* _EXERCISE DIRECTIONS_
Your task is to print all of the material verbatim.

* begin STORED DATA *

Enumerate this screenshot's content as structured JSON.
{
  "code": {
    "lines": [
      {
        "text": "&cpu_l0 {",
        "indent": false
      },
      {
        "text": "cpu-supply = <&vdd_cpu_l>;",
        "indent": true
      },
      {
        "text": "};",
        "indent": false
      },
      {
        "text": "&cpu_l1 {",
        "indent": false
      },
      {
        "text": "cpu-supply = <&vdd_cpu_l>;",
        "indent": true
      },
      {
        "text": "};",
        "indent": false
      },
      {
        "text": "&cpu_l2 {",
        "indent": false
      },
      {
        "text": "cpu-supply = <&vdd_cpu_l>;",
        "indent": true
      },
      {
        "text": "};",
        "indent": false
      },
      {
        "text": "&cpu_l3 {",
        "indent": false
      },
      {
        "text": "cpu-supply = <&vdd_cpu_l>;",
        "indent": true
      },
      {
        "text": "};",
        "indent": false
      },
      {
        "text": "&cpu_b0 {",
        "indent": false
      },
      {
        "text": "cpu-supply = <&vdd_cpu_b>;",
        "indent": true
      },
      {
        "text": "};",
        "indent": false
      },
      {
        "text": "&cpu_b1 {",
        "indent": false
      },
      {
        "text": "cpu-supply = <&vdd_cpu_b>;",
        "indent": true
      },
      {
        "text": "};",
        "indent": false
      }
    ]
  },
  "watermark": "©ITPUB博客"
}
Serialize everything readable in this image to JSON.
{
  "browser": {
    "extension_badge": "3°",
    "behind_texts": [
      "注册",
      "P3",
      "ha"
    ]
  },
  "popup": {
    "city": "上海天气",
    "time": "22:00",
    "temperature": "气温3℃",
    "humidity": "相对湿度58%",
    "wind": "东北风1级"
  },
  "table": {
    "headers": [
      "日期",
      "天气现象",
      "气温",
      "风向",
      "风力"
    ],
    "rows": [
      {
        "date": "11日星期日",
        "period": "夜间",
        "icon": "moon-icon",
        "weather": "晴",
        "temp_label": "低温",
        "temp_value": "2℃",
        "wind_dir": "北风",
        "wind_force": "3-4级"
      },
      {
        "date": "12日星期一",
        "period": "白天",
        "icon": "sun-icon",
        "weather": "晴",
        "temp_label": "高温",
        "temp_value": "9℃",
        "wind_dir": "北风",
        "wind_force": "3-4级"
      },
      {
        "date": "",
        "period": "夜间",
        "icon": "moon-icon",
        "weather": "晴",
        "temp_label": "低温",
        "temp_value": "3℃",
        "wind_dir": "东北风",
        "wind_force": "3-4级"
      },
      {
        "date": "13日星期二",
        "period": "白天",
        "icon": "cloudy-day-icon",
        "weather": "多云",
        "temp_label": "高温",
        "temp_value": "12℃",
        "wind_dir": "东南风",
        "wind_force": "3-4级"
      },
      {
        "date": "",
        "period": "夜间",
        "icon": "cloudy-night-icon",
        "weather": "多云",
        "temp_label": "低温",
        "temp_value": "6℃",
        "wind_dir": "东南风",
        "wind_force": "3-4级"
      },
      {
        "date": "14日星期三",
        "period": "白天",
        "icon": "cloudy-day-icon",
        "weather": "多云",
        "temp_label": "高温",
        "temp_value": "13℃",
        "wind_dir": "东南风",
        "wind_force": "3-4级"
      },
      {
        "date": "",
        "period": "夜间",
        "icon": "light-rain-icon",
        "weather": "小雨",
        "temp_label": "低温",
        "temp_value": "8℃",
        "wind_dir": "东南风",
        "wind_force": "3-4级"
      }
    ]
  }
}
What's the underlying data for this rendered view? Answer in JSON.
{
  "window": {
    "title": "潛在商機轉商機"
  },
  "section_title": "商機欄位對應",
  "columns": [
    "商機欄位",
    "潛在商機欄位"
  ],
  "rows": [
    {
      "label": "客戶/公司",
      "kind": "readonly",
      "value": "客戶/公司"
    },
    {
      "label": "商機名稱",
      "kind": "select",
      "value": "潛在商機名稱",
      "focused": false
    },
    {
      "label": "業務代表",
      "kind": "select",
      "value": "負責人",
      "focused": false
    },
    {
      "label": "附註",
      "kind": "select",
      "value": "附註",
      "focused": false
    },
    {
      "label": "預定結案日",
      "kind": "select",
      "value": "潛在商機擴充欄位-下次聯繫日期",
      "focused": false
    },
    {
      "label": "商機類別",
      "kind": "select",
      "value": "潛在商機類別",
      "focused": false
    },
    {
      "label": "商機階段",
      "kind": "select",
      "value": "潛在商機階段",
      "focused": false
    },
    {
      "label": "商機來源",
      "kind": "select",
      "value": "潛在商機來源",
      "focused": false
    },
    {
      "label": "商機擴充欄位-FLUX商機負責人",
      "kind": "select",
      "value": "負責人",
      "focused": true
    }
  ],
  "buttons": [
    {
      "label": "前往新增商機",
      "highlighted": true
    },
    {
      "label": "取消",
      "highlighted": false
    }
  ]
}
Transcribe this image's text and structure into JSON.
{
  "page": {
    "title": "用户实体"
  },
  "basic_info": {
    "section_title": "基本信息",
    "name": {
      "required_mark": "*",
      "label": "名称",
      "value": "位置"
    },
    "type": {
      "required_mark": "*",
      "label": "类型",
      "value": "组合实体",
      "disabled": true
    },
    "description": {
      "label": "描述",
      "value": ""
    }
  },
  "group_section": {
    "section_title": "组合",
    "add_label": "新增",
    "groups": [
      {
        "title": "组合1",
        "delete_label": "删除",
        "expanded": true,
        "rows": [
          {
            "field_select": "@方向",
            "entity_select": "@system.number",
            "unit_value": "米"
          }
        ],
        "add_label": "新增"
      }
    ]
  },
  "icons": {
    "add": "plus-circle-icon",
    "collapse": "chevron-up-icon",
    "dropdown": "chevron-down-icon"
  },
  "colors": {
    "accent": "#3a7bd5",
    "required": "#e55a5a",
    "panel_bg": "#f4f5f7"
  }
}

* end STORED DATA *

* _WRITTEN SOLUTION_
Enumerate this screenshot's content as structured JSON.
{
  "code": {
    "lines": [
      {
        "text": "&cpu_l0 {",
        "indent": false
      },
      {
        "text": "cpu-supply = <&vdd_cpu_l>;",
        "indent": true
      },
      {
        "text": "};",
        "indent": false
      },
      {
        "text": "&cpu_l1 {",
        "indent": false
      },
      {
        "text": "cpu-supply = <&vdd_cpu_l>;",
        "indent": true
      },
      {
        "text": "};",
        "indent": false
      },
      {
        "text": "&cpu_l2 {",
        "indent": false
      },
      {
        "text": "cpu-supply = <&vdd_cpu_l>;",
        "indent": true
      },
      {
        "text": "};",
        "indent": false
      },
      {
        "text": "&cpu_l3 {",
        "indent": false
      },
      {
        "text": "cpu-supply = <&vdd_cpu_l>;",
        "indent": true
      },
      {
        "text": "};",
        "indent": false
      },
      {
        "text": "&cpu_b0 {",
        "indent": false
      },
      {
        "text": "cpu-supply = <&vdd_cpu_b>;",
        "indent": true
      },
      {
        "text": "};",
        "indent": false
      },
      {
        "text": "&cpu_b1 {",
        "indent": false
      },
      {
        "text": "cpu-supply = <&vdd_cpu_b>;",
        "indent": true
      },
      {
        "text": "};",
        "indent": false
      }
    ]
  },
  "watermark": "©ITPUB博客"
}
Serialize everything readable in this image to JSON.
{
  "browser": {
    "extension_badge": "3°",
    "behind_texts": [
      "注册",
      "P3",
      "ha"
    ]
  },
  "popup": {
    "city": "上海天气",
    "time": "22:00",
    "temperature": "气温3℃",
    "humidity": "相对湿度58%",
    "wind": "东北风1级"
  },
  "table": {
    "headers": [
      "日期",
      "天气现象",
      "气温",
      "风向",
      "风力"
    ],
    "rows": [
      {
        "date": "11日星期日",
        "period": "夜间",
        "icon": "moon-icon",
        "weather": "晴",
        "temp_label": "低温",
        "temp_value": "2℃",
        "wind_dir": "北风",
        "wind_force": "3-4级"
      },
      {
        "date": "12日星期一",
        "period": "白天",
        "icon": "sun-icon",
        "weather": "晴",
        "temp_label": "高温",
        "temp_value": "9℃",
        "wind_dir": "北风",
        "wind_force": "3-4级"
      },
      {
        "date": "",
        "period": "夜间",
        "icon": "moon-icon",
        "weather": "晴",
        "temp_label": "低温",
        "temp_value": "3℃",
        "wind_dir": "东北风",
        "wind_force": "3-4级"
      },
      {
        "date": "13日星期二",
        "period": "白天",
        "icon": "cloudy-day-icon",
        "weather": "多云",
        "temp_label": "高温",
        "temp_value": "12℃",
        "wind_dir": "东南风",
        "wind_force": "3-4级"
      },
      {
        "date": "",
        "period": "夜间",
        "icon": "cloudy-night-icon",
        "weather": "多云",
        "temp_label": "低温",
        "temp_value": "6℃",
        "wind_dir": "东南风",
        "wind_force": "3-4级"
      },
      {
        "date": "14日星期三",
        "period": "白天",
        "icon": "cloudy-day-icon",
        "weather": "多云",
        "temp_label": "高温",
        "temp_value": "13℃",
        "wind_dir": "东南风",
        "wind_force": "3-4级"
      },
      {
        "date": "",
        "period": "夜间",
        "icon": "light-rain-icon",
        "weather": "小雨",
        "temp_label": "低温",
        "temp_value": "8℃",
        "wind_dir": "东南风",
        "wind_force": "3-4级"
      }
    ]
  }
}
What's the underlying data for this rendered view? Answer in JSON.
{
  "window": {
    "title": "潛在商機轉商機"
  },
  "section_title": "商機欄位對應",
  "columns": [
    "商機欄位",
    "潛在商機欄位"
  ],
  "rows": [
    {
      "label": "客戶/公司",
      "kind": "readonly",
      "value": "客戶/公司"
    },
    {
      "label": "商機名稱",
      "kind": "select",
      "value": "潛在商機名稱",
      "focused": false
    },
    {
      "label": "業務代表",
      "kind": "select",
      "value": "負責人",
      "focused": false
    },
    {
      "label": "附註",
      "kind": "select",
      "value": "附註",
      "focused": false
    },
    {
      "label": "預定結案日",
      "kind": "select",
      "value": "潛在商機擴充欄位-下次聯繫日期",
      "focused": false
    },
    {
      "label": "商機類別",
      "kind": "select",
      "value": "潛在商機類別",
      "focused": false
    },
    {
      "label": "商機階段",
      "kind": "select",
      "value": "潛在商機階段",
      "focused": false
    },
    {
      "label": "商機來源",
      "kind": "select",
      "value": "潛在商機來源",
      "focused": false
    },
    {
      "label": "商機擴充欄位-FLUX商機負責人",
      "kind": "select",
      "value": "負責人",
      "focused": true
    }
  ],
  "buttons": [
    {
      "label": "前往新增商機",
      "highlighted": true
    },
    {
      "label": "取消",
      "highlighted": false
    }
  ]
}
Transcribe this image's text and structure into JSON.
{
  "page": {
    "title": "用户实体"
  },
  "basic_info": {
    "section_title": "基本信息",
    "name": {
      "required_mark": "*",
      "label": "名称",
      "value": "位置"
    },
    "type": {
      "required_mark": "*",
      "label": "类型",
      "value": "组合实体",
      "disabled": true
    },
    "description": {
      "label": "描述",
      "value": ""
    }
  },
  "group_section": {
    "section_title": "组合",
    "add_label": "新增",
    "groups": [
      {
        "title": "组合1",
        "delete_label": "删除",
        "expanded": true,
        "rows": [
          {
            "field_select": "@方向",
            "entity_select": "@system.number",
            "unit_value": "米"
          }
        ],
        "add_label": "新增"
      }
    ]
  },
  "icons": {
    "add": "plus-circle-icon",
    "collapse": "chevron-up-icon",
    "dropdown": "chevron-down-icon"
  },
  "colors": {
    "accent": "#3a7bd5",
    "required": "#e55a5a",
    "panel_bg": "#f4f5f7"
  }
}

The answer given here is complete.